Records:
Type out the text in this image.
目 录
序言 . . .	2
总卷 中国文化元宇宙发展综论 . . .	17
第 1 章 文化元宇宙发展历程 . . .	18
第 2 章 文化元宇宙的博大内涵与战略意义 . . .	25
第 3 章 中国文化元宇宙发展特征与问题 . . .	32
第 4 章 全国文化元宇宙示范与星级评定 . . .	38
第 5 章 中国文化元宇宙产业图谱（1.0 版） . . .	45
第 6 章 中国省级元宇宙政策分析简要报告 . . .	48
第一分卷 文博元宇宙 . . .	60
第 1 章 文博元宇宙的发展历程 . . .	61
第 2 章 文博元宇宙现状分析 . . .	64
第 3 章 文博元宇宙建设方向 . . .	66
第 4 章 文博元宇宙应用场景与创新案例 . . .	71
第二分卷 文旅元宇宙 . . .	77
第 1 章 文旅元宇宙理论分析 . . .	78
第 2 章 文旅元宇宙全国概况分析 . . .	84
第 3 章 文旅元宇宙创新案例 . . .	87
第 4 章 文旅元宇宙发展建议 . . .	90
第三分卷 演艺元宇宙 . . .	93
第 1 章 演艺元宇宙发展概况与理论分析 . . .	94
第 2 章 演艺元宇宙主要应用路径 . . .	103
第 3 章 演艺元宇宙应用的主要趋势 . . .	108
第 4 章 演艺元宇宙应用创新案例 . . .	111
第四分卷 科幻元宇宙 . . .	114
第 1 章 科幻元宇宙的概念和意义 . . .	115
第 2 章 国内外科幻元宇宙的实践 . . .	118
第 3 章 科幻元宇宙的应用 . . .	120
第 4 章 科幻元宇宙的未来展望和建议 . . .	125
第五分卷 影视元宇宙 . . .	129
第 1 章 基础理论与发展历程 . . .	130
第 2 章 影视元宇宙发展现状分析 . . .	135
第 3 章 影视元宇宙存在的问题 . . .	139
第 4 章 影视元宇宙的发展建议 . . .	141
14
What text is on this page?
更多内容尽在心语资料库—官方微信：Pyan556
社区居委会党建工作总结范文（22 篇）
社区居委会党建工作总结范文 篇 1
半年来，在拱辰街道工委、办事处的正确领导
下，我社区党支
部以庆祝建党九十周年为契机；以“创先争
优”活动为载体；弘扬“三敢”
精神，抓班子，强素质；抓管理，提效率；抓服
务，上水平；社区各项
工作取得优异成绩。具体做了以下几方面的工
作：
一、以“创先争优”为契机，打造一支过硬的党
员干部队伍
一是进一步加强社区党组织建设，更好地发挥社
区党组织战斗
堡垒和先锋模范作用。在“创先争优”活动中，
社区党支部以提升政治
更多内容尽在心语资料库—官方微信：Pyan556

Short task: Reproduce every line of the data verbatim.

Result of this exercise:
Type out the text in this image.
目 录
序言 . . .	2
总卷 中国文化元宇宙发展综论 . . .	17
第 1 章 文化元宇宙发展历程 . . .	18
第 2 章 文化元宇宙的博大内涵与战略意义 . . .	25
第 3 章 中国文化元宇宙发展特征与问题 . . .	32
第 4 章 全国文化元宇宙示范与星级评定 . . .	38
第 5 章 中国文化元宇宙产业图谱（1.0 版） . . .	45
第 6 章 中国省级元宇宙政策分析简要报告 . . .	48
第一分卷 文博元宇宙 . . .	60
第 1 章 文博元宇宙的发展历程 . . .	61
第 2 章 文博元宇宙现状分析 . . .	64
第 3 章 文博元宇宙建设方向 . . .	66
第 4 章 文博元宇宙应用场景与创新案例 . . .	71
第二分卷 文旅元宇宙 . . .	77
第 1 章 文旅元宇宙理论分析 . . .	78
第 2 章 文旅元宇宙全国概况分析 . . .	84
第 3 章 文旅元宇宙创新案例 . . .	87
第 4 章 文旅元宇宙发展建议 . . .	90
第三分卷 演艺元宇宙 . . .	93
第 1 章 演艺元宇宙发展概况与理论分析 . . .	94
第 2 章 演艺元宇宙主要应用路径 . . .	103
第 3 章 演艺元宇宙应用的主要趋势 . . .	108
第 4 章 演艺元宇宙应用创新案例 . . .	111
第四分卷 科幻元宇宙 . . .	114
第 1 章 科幻元宇宙的概念和意义 . . .	115
第 2 章 国内外科幻元宇宙的实践 . . .	118
第 3 章 科幻元宇宙的应用 . . .	120
第 4 章 科幻元宇宙的未来展望和建议 . . .	125
第五分卷 影视元宇宙 . . .	129
第 1 章 基础理论与发展历程 . . .	130
第 2 章 影视元宇宙发展现状分析 . . .	135
第 3 章 影视元宇宙存在的问题 . . .	139
第 4 章 影视元宇宙的发展建议 . . .	141
14
What text is on this page?
更多内容尽在心语资料库—官方微信：Pyan556
社区居委会党建工作总结范文（22 篇）
社区居委会党建工作总结范文 篇 1
半年来，在拱辰街道工委、办事处的正确领导
下，我社区党支
部以庆祝建党九十周年为契机；以“创先争
优”活动为载体；弘扬“三敢”
精神，抓班子，强素质；抓管理，提效率；抓服
务，上水平；社区各项
工作取得优异成绩。具体做了以下几方面的工
作：
一、以“创先争优”为契机，打造一支过硬的党
员干部队伍
一是进一步加强社区党组织建设，更好地发挥社
区党组织战斗
堡垒和先锋模范作用。在“创先争优”活动中，
社区党支部以提升政治
更多内容尽在心语资料库—官方微信：Pyan556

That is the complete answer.